- Stated goal: Output every line below without omitting or altering anything.

+++ Supplied material

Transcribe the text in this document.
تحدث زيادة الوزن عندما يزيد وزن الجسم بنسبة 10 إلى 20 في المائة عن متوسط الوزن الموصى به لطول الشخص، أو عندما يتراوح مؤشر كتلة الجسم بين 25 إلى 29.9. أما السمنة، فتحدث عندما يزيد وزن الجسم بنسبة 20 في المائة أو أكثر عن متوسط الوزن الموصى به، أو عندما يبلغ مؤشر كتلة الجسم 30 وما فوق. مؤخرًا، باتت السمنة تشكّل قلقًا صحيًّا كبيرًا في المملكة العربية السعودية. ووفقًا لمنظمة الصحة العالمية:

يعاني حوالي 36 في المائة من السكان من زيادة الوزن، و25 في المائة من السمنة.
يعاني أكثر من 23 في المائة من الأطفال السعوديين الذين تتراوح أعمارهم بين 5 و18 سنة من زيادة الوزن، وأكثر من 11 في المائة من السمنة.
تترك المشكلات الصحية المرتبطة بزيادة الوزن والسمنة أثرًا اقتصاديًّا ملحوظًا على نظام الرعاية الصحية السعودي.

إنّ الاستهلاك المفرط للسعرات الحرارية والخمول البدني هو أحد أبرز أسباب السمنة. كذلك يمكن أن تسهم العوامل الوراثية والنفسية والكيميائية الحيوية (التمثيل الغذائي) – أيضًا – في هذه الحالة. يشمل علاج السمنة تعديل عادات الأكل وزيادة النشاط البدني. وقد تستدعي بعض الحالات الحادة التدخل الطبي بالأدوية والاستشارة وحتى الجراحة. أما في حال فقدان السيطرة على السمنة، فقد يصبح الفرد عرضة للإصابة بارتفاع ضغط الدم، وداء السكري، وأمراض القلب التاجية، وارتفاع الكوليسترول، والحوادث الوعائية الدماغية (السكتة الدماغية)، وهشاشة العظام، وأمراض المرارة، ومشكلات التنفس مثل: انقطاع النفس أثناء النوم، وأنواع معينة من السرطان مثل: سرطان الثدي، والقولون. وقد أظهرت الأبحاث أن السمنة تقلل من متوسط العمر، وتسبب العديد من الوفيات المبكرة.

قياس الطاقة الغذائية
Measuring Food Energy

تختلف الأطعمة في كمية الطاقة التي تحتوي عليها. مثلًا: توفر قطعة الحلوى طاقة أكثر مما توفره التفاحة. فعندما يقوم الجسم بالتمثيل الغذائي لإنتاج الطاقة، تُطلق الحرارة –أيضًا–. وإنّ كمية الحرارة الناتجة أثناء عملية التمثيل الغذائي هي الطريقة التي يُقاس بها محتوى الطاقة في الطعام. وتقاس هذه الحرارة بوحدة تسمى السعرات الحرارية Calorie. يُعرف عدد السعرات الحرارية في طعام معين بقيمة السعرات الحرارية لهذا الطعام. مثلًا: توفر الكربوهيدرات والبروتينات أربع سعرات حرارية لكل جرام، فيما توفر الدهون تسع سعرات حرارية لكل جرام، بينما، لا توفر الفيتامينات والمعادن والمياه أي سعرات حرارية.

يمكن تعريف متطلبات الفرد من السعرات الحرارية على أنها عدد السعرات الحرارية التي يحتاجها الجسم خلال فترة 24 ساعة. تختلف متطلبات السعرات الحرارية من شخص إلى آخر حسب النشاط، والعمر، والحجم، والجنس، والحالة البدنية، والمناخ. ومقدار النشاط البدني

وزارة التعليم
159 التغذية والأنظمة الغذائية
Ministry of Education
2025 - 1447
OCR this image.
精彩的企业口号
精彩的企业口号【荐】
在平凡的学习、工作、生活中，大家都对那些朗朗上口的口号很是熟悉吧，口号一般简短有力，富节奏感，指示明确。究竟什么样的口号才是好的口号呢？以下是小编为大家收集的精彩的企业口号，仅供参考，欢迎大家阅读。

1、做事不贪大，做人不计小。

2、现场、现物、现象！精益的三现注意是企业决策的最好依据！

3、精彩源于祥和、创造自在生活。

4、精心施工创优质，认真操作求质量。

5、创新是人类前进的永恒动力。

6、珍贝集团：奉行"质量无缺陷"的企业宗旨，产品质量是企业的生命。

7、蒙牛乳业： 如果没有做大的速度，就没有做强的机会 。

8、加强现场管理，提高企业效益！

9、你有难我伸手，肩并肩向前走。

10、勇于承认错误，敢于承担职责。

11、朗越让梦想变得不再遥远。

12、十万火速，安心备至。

++++++

- Result:
Transcribe the text in this document.
تحدث زيادة الوزن عندما يزيد وزن الجسم بنسبة 10 إلى 20 في المائة عن متوسط الوزن الموصى به لطول الشخص، أو عندما يتراوح مؤشر كتلة الجسم بين 25 إلى 29.9. أما السمنة، فتحدث عندما يزيد وزن الجسم بنسبة 20 في المائة أو أكثر عن متوسط الوزن الموصى به، أو عندما يبلغ مؤشر كتلة الجسم 30 وما فوق. مؤخرًا، باتت السمنة تشكّل قلقًا صحيًّا كبيرًا في المملكة العربية السعودية. ووفقًا لمنظمة الصحة العالمية:

يعاني حوالي 36 في المائة من السكان من زيادة الوزن، و25 في المائة من السمنة.
يعاني أكثر من 23 في المائة من الأطفال السعوديين الذين تتراوح أعمارهم بين 5 و18 سنة من زيادة الوزن، وأكثر من 11 في المائة من السمنة.
تترك المشكلات الصحية المرتبطة بزيادة الوزن والسمنة أثرًا اقتصاديًّا ملحوظًا على نظام الرعاية الصحية السعودي.

إنّ الاستهلاك المفرط للسعرات الحرارية والخمول البدني هو أحد أبرز أسباب السمنة. كذلك يمكن أن تسهم العوامل الوراثية والنفسية والكيميائية الحيوية (التمثيل الغذائي) – أيضًا – في هذه الحالة. يشمل علاج السمنة تعديل عادات الأكل وزيادة النشاط البدني. وقد تستدعي بعض الحالات الحادة التدخل الطبي بالأدوية والاستشارة وحتى الجراحة. أما في حال فقدان السيطرة على السمنة، فقد يصبح الفرد عرضة للإصابة بارتفاع ضغط الدم، وداء السكري، وأمراض القلب التاجية، وارتفاع الكوليسترول، والحوادث الوعائية الدماغية (السكتة الدماغية)، وهشاشة العظام، وأمراض المرارة، ومشكلات التنفس مثل: انقطاع النفس أثناء النوم، وأنواع معينة من السرطان مثل: سرطان الثدي، والقولون. وقد أظهرت الأبحاث أن السمنة تقلل من متوسط العمر، وتسبب العديد من الوفيات المبكرة.

قياس الطاقة الغذائية
Measuring Food Energy

تختلف الأطعمة في كمية الطاقة التي تحتوي عليها. مثلًا: توفر قطعة الحلوى طاقة أكثر مما توفره التفاحة. فعندما يقوم الجسم بالتمثيل الغذائي لإنتاج الطاقة، تُطلق الحرارة –أيضًا–. وإنّ كمية الحرارة الناتجة أثناء عملية التمثيل الغذائي هي الطريقة التي يُقاس بها محتوى الطاقة في الطعام. وتقاس هذه الحرارة بوحدة تسمى السعرات الحرارية Calorie. يُعرف عدد السعرات الحرارية في طعام معين بقيمة السعرات الحرارية لهذا الطعام. مثلًا: توفر الكربوهيدرات والبروتينات أربع سعرات حرارية لكل جرام، فيما توفر الدهون تسع سعرات حرارية لكل جرام، بينما، لا توفر الفيتامينات والمعادن والمياه أي سعرات حرارية.

يمكن تعريف متطلبات الفرد من السعرات الحرارية على أنها عدد السعرات الحرارية التي يحتاجها الجسم خلال فترة 24 ساعة. تختلف متطلبات السعرات الحرارية من شخص إلى آخر حسب النشاط، والعمر، والحجم، والجنس، والحالة البدنية، والمناخ. ومقدار النشاط البدني

وزارة التعليم
159 التغذية والأنظمة الغذائية
Ministry of Education
2025 - 1447
OCR this image.
精彩的企业口号
精彩的企业口号【荐】
在平凡的学习、工作、生活中，大家都对那些朗朗上口的口号很是熟悉吧，口号一般简短有力，富节奏感，指示明确。究竟什么样的口号才是好的口号呢？以下是小编为大家收集的精彩的企业口号，仅供参考，欢迎大家阅读。

1、做事不贪大，做人不计小。

2、现场、现物、现象！精益的三现注意是企业决策的最好依据！

3、精彩源于祥和、创造自在生活。

4、精心施工创优质，认真操作求质量。

5、创新是人类前进的永恒动力。

6、珍贝集团：奉行"质量无缺陷"的企业宗旨，产品质量是企业的生命。

7、蒙牛乳业： 如果没有做大的速度，就没有做强的机会 。

8、加强现场管理，提高企业效益！

9、你有难我伸手，肩并肩向前走。

10、勇于承认错误，敢于承担职责。

11、朗越让梦想变得不再遥远。

12、十万火速，安心备至。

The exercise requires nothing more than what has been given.